→ WHAT THE EXERCISE ASKS
Copy out, from the entries below, each line holding the string "ELODIE".

Records that describe figures:
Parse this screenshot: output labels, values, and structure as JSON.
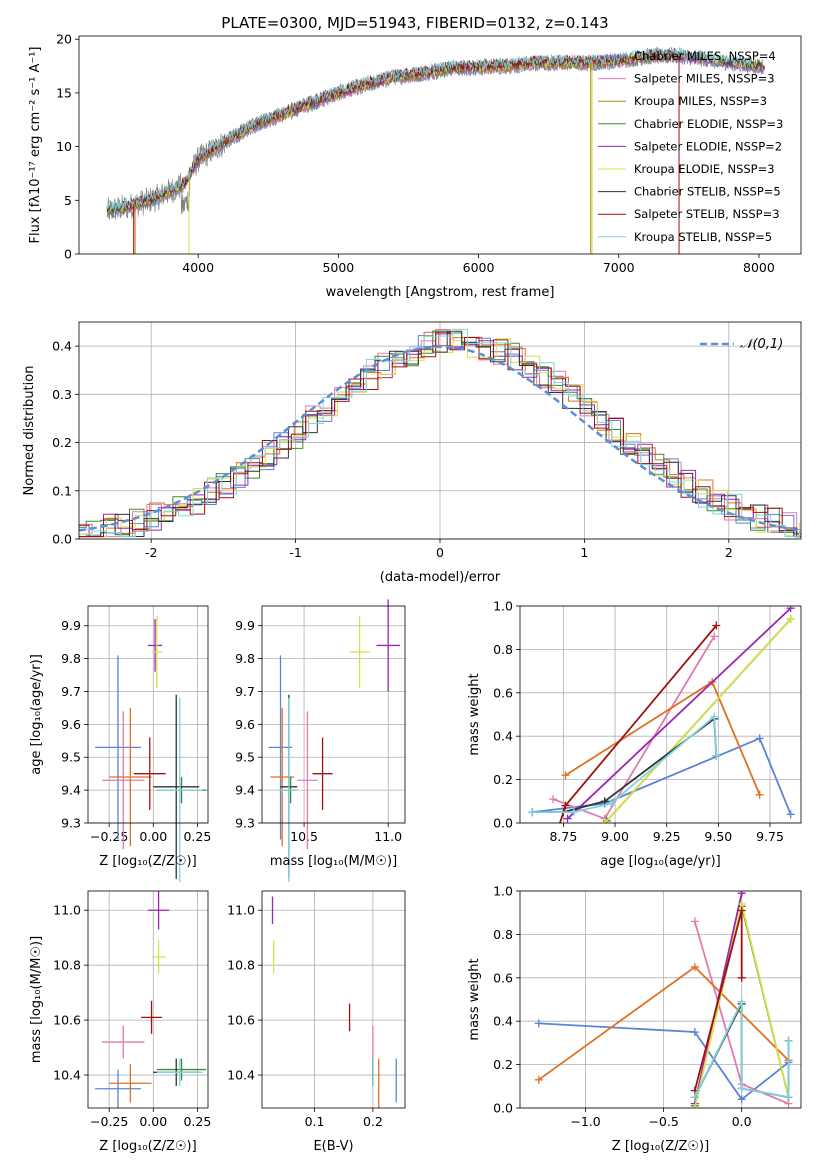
{
  "chart_data": [
    {
      "type": "line",
      "title": "PLATE=0300, MJD=51943, FIBERID=0132, z=0.143",
      "xlabel": "wavelength [Angstrom, rest frame]",
      "ylabel": "Flux [fλ10⁻¹⁷ erg cm⁻² s⁻¹ A⁻¹]",
      "xlim": [
        3150,
        8300
      ],
      "ylim": [
        0,
        20.3
      ],
      "xticks": [
        4000,
        5000,
        6000,
        7000,
        8000
      ],
      "yticks": [
        0,
        5,
        10,
        15,
        20
      ],
      "grid": false,
      "legend": "top-right",
      "legend_entries": [
        {
          "label": "Chabrier MILES, NSSP=4",
          "color": "#5b84d6"
        },
        {
          "label": "Salpeter MILES, NSSP=3",
          "color": "#e07bb0"
        },
        {
          "label": "Kroupa MILES, NSSP=3",
          "color": "#b8860b"
        },
        {
          "label": "Chabrier ELODIE, NSSP=3",
          "color": "#3a8a3a"
        },
        {
          "label": "Salpeter ELODIE, NSSP=2",
          "color": "#9b27b0"
        },
        {
          "label": "Kroupa ELODIE, NSSP=3",
          "color": "#d8e04a"
        },
        {
          "label": "Chabrier STELIB, NSSP=5",
          "color": "#333333"
        },
        {
          "label": "Salpeter STELIB, NSSP=3",
          "color": "#a01010"
        },
        {
          "label": "Kroupa STELIB, NSSP=5",
          "color": "#7fd3e0"
        }
      ],
      "continuum_x": [
        3350,
        3500,
        3700,
        3900,
        4000,
        4200,
        4400,
        4600,
        4800,
        5000,
        5200,
        5400,
        5600,
        5800,
        6000,
        6200,
        6400,
        6600,
        6800,
        7000,
        7200,
        7400,
        7600,
        7800,
        8000
      ],
      "continuum_y": [
        4,
        4.4,
        5.2,
        6.5,
        8.8,
        10.5,
        12,
        13,
        14,
        15,
        15.8,
        16.5,
        16.8,
        17.3,
        17.4,
        17.5,
        17.8,
        17.8,
        17.8,
        18,
        18.4,
        18.5,
        18.2,
        17.8,
        17.5
      ]
    },
    {
      "type": "bar",
      "xlabel": "(data-model)/error",
      "ylabel": "Normed distribution",
      "xlim": [
        -2.5,
        2.5
      ],
      "ylim": [
        0,
        0.45
      ],
      "xticks": [
        -2,
        -1,
        0,
        1,
        2
      ],
      "yticks": [
        0.0,
        0.1,
        0.2,
        0.3,
        0.4
      ],
      "grid": true,
      "legend": "top-right",
      "legend_entries": [
        {
          "label": "𝒩(0,1)",
          "color": "#5b8fd6"
        }
      ],
      "bin_width": 0.1,
      "series_colors": [
        "#5b84d6",
        "#e07bb0",
        "#e07020",
        "#3a8a3a",
        "#9b27b0",
        "#d8e04a",
        "#333333",
        "#a01010",
        "#7fd3e0"
      ]
    },
    {
      "type": "scatter",
      "xlabel": "Z [log₁₀(Z/Z☉)]",
      "ylabel": "age  [log₁₀(age/yr)]",
      "xlim": [
        -0.37,
        0.31
      ],
      "ylim": [
        9.3,
        9.96
      ],
      "xticks": [
        -0.25,
        0,
        0.25
      ],
      "xticklabels": [
        "−0.25",
        "0.00",
        "0.25"
      ],
      "yticks": [
        9.3,
        9.4,
        9.5,
        9.6,
        9.7,
        9.8,
        9.9
      ],
      "grid": true,
      "points": [
        {
          "x": -0.2,
          "y": 9.53,
          "xerr": 0.13,
          "yerr": 0.28,
          "color": "#5b84d6"
        },
        {
          "x": -0.17,
          "y": 9.43,
          "xerr": 0.12,
          "yerr": 0.21,
          "color": "#e07bb0"
        },
        {
          "x": -0.13,
          "y": 9.44,
          "xerr": 0.12,
          "yerr": 0.21,
          "color": "#e07020"
        },
        {
          "x": 0.16,
          "y": 9.4,
          "xerr": 0.14,
          "yerr": 0.04,
          "color": "#3a8a3a"
        },
        {
          "x": 0.01,
          "y": 9.84,
          "xerr": 0.04,
          "yerr": 0.08,
          "color": "#9b27b0"
        },
        {
          "x": 0.02,
          "y": 9.82,
          "xerr": 0.03,
          "yerr": 0.11,
          "color": "#d8e04a"
        },
        {
          "x": 0.13,
          "y": 9.41,
          "xerr": 0.13,
          "yerr": 0.28,
          "color": "#333333"
        },
        {
          "x": -0.02,
          "y": 9.45,
          "xerr": 0.09,
          "yerr": 0.11,
          "color": "#a01010"
        },
        {
          "x": 0.15,
          "y": 9.4,
          "xerr": 0.13,
          "yerr": 0.28,
          "color": "#7fd3e0"
        }
      ]
    },
    {
      "type": "scatter",
      "xlabel": "mass [log₁₀(M/M☉)]",
      "ylabel": "",
      "xlim": [
        10.25,
        11.1
      ],
      "ylim": [
        9.3,
        9.96
      ],
      "xticks": [
        10.5,
        11.0
      ],
      "xticklabels": [
        "10.5",
        "11.0"
      ],
      "yticks": [
        9.3,
        9.4,
        9.5,
        9.6,
        9.7,
        9.8,
        9.9
      ],
      "grid": true,
      "points": [
        {
          "x": 10.36,
          "y": 9.53,
          "xerr": 0.07,
          "yerr": 0.28,
          "color": "#5b84d6"
        },
        {
          "x": 10.52,
          "y": 9.43,
          "xerr": 0.06,
          "yerr": 0.21,
          "color": "#e07bb0"
        },
        {
          "x": 10.37,
          "y": 9.44,
          "xerr": 0.07,
          "yerr": 0.21,
          "color": "#e07020"
        },
        {
          "x": 10.42,
          "y": 9.4,
          "xerr": 0.04,
          "yerr": 0.04,
          "color": "#3a8a3a"
        },
        {
          "x": 11.0,
          "y": 9.84,
          "xerr": 0.07,
          "yerr": 0.14,
          "color": "#9b27b0"
        },
        {
          "x": 10.83,
          "y": 9.82,
          "xerr": 0.06,
          "yerr": 0.11,
          "color": "#d8e04a"
        },
        {
          "x": 10.41,
          "y": 9.41,
          "xerr": 0.05,
          "yerr": 0.28,
          "color": "#333333"
        },
        {
          "x": 10.61,
          "y": 9.45,
          "xerr": 0.06,
          "yerr": 0.11,
          "color": "#a01010"
        },
        {
          "x": 10.41,
          "y": 9.4,
          "xerr": 0.05,
          "yerr": 0.28,
          "color": "#7fd3e0"
        }
      ]
    },
    {
      "type": "line",
      "xlabel": "age  [log₁₀(age/yr)]",
      "ylabel": "mass weight",
      "xlim": [
        8.54,
        9.9
      ],
      "ylim": [
        0,
        1
      ],
      "xticks": [
        8.75,
        9.0,
        9.25,
        9.5,
        9.75
      ],
      "xticklabels": [
        "8.75",
        "9.00",
        "9.25",
        "9.50",
        "9.75"
      ],
      "yticks": [
        0,
        0.2,
        0.4,
        0.6,
        0.8,
        1.0
      ],
      "yticklabels": [
        "0.0",
        "0.2",
        "0.4",
        "0.6",
        "0.8",
        "1.0"
      ],
      "grid": true,
      "series": [
        {
          "color": "#5b84d6",
          "x": [
            8.6,
            8.95,
            9.7,
            9.85
          ],
          "y": [
            0.05,
            0.09,
            0.39,
            0.04
          ]
        },
        {
          "color": "#e07bb0",
          "x": [
            8.7,
            8.95,
            9.48
          ],
          "y": [
            0.11,
            0.02,
            0.86
          ]
        },
        {
          "color": "#e07020",
          "x": [
            8.76,
            9.47,
            9.7
          ],
          "y": [
            0.22,
            0.65,
            0.13
          ]
        },
        {
          "color": "#3a8a3a",
          "x": [
            8.96,
            9.85
          ],
          "y": [
            0.01,
            0.94
          ]
        },
        {
          "color": "#9b27b0",
          "x": [
            8.77,
            9.85
          ],
          "y": [
            0.02,
            0.99
          ]
        },
        {
          "color": "#d8e04a",
          "x": [
            8.95,
            9.85
          ],
          "y": [
            0.0,
            0.94
          ]
        },
        {
          "color": "#333333",
          "x": [
            8.6,
            8.75,
            8.95,
            9.48,
            9.49
          ],
          "y": [
            0.05,
            0.05,
            0.1,
            0.48,
            0.31
          ]
        },
        {
          "color": "#a01010",
          "x": [
            8.7,
            8.76,
            9.49
          ],
          "y": [
            -0.1,
            0.08,
            0.91
          ]
        },
        {
          "color": "#7fd3e0",
          "x": [
            8.6,
            8.8,
            8.98,
            9.48,
            9.49
          ],
          "y": [
            0.05,
            0.05,
            0.09,
            0.49,
            0.31
          ]
        }
      ]
    },
    {
      "type": "scatter",
      "xlabel": "Z [log₁₀(Z/Z☉)]",
      "ylabel": "mass [log₁₀(M/M☉)]",
      "xlim": [
        -0.37,
        0.31
      ],
      "ylim": [
        10.28,
        11.07
      ],
      "xticks": [
        -0.25,
        0,
        0.25
      ],
      "xticklabels": [
        "−0.25",
        "0.00",
        "0.25"
      ],
      "yticks": [
        10.4,
        10.6,
        10.8,
        11.0
      ],
      "grid": true,
      "points": [
        {
          "x": -0.2,
          "y": 10.35,
          "xerr": 0.13,
          "yerr": 0.07,
          "color": "#5b84d6"
        },
        {
          "x": -0.17,
          "y": 10.52,
          "xerr": 0.12,
          "yerr": 0.06,
          "color": "#e07bb0"
        },
        {
          "x": -0.13,
          "y": 10.37,
          "xerr": 0.12,
          "yerr": 0.07,
          "color": "#e07020"
        },
        {
          "x": 0.16,
          "y": 10.42,
          "xerr": 0.14,
          "yerr": 0.04,
          "color": "#3a8a3a"
        },
        {
          "x": 0.03,
          "y": 11.0,
          "xerr": 0.06,
          "yerr": 0.07,
          "color": "#9b27b0"
        },
        {
          "x": 0.03,
          "y": 10.83,
          "xerr": 0.04,
          "yerr": 0.06,
          "color": "#d8e04a"
        },
        {
          "x": 0.13,
          "y": 10.41,
          "xerr": 0.13,
          "yerr": 0.05,
          "color": "#333333"
        },
        {
          "x": -0.01,
          "y": 10.61,
          "xerr": 0.06,
          "yerr": 0.06,
          "color": "#a01010"
        },
        {
          "x": 0.15,
          "y": 10.41,
          "xerr": 0.13,
          "yerr": 0.05,
          "color": "#7fd3e0"
        }
      ]
    },
    {
      "type": "scatter",
      "xlabel": "E(B-V)",
      "ylabel": "",
      "xlim": [
        0.01,
        0.255
      ],
      "ylim": [
        10.28,
        11.07
      ],
      "xticks": [
        0.1,
        0.2
      ],
      "xticklabels": [
        "0.1",
        "0.2"
      ],
      "yticks": [
        10.4,
        10.6,
        10.8,
        11.0
      ],
      "grid": true,
      "points": [
        {
          "x": 0.24,
          "y": 10.38,
          "xerr": 0,
          "yerr": 0.08,
          "color": "#5b84d6"
        },
        {
          "x": 0.2,
          "y": 10.52,
          "xerr": 0,
          "yerr": 0.06,
          "color": "#e07bb0"
        },
        {
          "x": 0.21,
          "y": 10.37,
          "xerr": 0,
          "yerr": 0.09,
          "color": "#e07020"
        },
        {
          "x": 0.2,
          "y": 10.42,
          "xerr": 0,
          "yerr": 0.04,
          "color": "#3a8a3a"
        },
        {
          "x": 0.028,
          "y": 11.0,
          "xerr": 0,
          "yerr": 0.05,
          "color": "#9b27b0"
        },
        {
          "x": 0.03,
          "y": 10.83,
          "xerr": 0,
          "yerr": 0.06,
          "color": "#d8e04a"
        },
        {
          "x": 0.2,
          "y": 10.41,
          "xerr": 0,
          "yerr": 0.05,
          "color": "#333333"
        },
        {
          "x": 0.16,
          "y": 10.61,
          "xerr": 0,
          "yerr": 0.05,
          "color": "#a01010"
        },
        {
          "x": 0.2,
          "y": 10.41,
          "xerr": 0,
          "yerr": 0.05,
          "color": "#7fd3e0"
        }
      ]
    },
    {
      "type": "line",
      "xlabel": "Z [log₁₀(Z/Z☉)]",
      "ylabel": "mass weight",
      "xlim": [
        -1.42,
        0.38
      ],
      "ylim": [
        0,
        1
      ],
      "xticks": [
        -1.0,
        -0.5,
        0.0
      ],
      "xticklabels": [
        "−1.0",
        "−0.5",
        "0.0"
      ],
      "yticks": [
        0,
        0.2,
        0.4,
        0.6,
        0.8,
        1.0
      ],
      "yticklabels": [
        "0.0",
        "0.2",
        "0.4",
        "0.6",
        "0.8",
        "1.0"
      ],
      "grid": true,
      "series": [
        {
          "color": "#5b84d6",
          "x": [
            -1.3,
            -0.3,
            0.0,
            0.3
          ],
          "y": [
            0.39,
            0.35,
            0.04,
            0.21
          ]
        },
        {
          "color": "#e07bb0",
          "x": [
            -0.3,
            0.0,
            0.3
          ],
          "y": [
            0.86,
            0.11,
            0.02
          ]
        },
        {
          "color": "#e07020",
          "x": [
            -1.3,
            -0.3,
            0.3
          ],
          "y": [
            0.13,
            0.65,
            0.22
          ]
        },
        {
          "color": "#3a8a3a",
          "x": [
            -0.3,
            0.0,
            0.3
          ],
          "y": [
            0.01,
            0.93,
            0.05
          ]
        },
        {
          "color": "#9b27b0",
          "x": [
            -0.3,
            0.0
          ],
          "y": [
            0.02,
            0.99
          ]
        },
        {
          "color": "#d8e04a",
          "x": [
            -0.3,
            0.0,
            0.3
          ],
          "y": [
            0.0,
            0.94,
            0.05
          ]
        },
        {
          "color": "#333333",
          "x": [
            -0.3,
            0.0,
            0.0,
            0.3,
            0.3
          ],
          "y": [
            0.05,
            0.48,
            0.09,
            0.05,
            0.31
          ]
        },
        {
          "color": "#a01010",
          "x": [
            -0.3,
            0.0,
            0.0
          ],
          "y": [
            0.08,
            0.91,
            0.6
          ]
        },
        {
          "color": "#7fd3e0",
          "x": [
            -0.3,
            0.0,
            0.0,
            0.3,
            0.3
          ],
          "y": [
            0.05,
            0.49,
            0.09,
            0.05,
            0.31
          ]
        }
      ]
    }
  ]
}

→ RESULT
          "label": "Chabrier ELODIE, NSSP=3",
          "label": "Salpeter ELODIE, NSSP=2",
          "label": "Kroupa ELODIE, NSSP=3",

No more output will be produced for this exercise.